### Exercise brief
Extract every line where the string "functions" appears.

Stored records:
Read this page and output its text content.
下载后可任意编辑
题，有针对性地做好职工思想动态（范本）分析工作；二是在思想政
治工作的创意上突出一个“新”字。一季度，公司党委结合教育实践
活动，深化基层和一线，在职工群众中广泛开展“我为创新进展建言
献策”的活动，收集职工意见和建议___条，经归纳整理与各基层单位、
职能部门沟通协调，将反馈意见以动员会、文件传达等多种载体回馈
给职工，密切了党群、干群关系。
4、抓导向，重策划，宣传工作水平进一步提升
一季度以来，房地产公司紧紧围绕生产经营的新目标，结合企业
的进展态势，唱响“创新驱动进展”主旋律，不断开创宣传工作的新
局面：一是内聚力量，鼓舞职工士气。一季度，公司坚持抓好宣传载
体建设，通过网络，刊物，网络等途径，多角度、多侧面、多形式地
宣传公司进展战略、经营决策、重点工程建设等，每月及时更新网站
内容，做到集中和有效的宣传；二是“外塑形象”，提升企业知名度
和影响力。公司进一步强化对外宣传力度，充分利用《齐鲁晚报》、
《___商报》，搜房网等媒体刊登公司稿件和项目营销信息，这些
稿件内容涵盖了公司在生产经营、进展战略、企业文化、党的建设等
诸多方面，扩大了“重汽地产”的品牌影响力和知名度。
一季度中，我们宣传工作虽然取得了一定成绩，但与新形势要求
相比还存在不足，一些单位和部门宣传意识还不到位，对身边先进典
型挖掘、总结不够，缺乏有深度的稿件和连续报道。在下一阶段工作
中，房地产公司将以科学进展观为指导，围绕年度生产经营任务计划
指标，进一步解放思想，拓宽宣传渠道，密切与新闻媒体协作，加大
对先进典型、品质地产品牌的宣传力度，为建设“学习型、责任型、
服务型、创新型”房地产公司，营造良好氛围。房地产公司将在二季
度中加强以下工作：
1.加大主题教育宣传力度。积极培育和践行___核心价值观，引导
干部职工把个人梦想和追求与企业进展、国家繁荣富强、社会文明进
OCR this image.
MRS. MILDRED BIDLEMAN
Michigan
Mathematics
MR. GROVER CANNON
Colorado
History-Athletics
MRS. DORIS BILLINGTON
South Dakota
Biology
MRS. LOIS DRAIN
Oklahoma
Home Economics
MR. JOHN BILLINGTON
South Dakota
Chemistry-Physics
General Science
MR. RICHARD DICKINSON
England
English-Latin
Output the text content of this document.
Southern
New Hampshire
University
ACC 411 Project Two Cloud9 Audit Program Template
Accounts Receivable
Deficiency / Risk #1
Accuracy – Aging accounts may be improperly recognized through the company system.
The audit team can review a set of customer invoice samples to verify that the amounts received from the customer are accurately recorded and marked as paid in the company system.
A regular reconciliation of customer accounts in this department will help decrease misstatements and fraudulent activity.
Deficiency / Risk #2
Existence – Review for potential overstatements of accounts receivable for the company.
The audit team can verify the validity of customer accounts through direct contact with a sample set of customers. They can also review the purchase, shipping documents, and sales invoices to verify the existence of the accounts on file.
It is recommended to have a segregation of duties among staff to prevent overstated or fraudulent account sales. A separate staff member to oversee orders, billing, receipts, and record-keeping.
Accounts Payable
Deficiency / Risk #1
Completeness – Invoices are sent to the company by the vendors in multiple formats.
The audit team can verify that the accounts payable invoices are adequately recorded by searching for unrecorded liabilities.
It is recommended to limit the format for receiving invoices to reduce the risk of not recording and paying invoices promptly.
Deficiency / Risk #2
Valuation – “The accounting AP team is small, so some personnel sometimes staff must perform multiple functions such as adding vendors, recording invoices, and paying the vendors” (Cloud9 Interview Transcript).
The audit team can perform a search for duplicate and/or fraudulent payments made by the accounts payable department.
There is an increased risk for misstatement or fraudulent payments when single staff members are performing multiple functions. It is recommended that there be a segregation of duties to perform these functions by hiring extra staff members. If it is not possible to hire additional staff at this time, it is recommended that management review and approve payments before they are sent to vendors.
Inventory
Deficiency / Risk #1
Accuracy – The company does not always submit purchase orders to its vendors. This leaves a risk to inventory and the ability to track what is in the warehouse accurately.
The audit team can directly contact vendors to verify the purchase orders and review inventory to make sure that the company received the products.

### Task solution
Valuation – “The accounting AP team is small, so some personnel sometimes staff must perform multiple functions such as adding vendors, recording invoices, and paying the vendors” (Cloud9 Interview Transcript).
There is an increased risk for misstatement or fraudulent payments when single staff members are performing multiple functions. It is recommended that there be a segregation of duties to perform these functions by hiring extra staff members. If it is not possible to hire additional staff at this time, it is recommended that management review and approve payments before they are sent to vendors.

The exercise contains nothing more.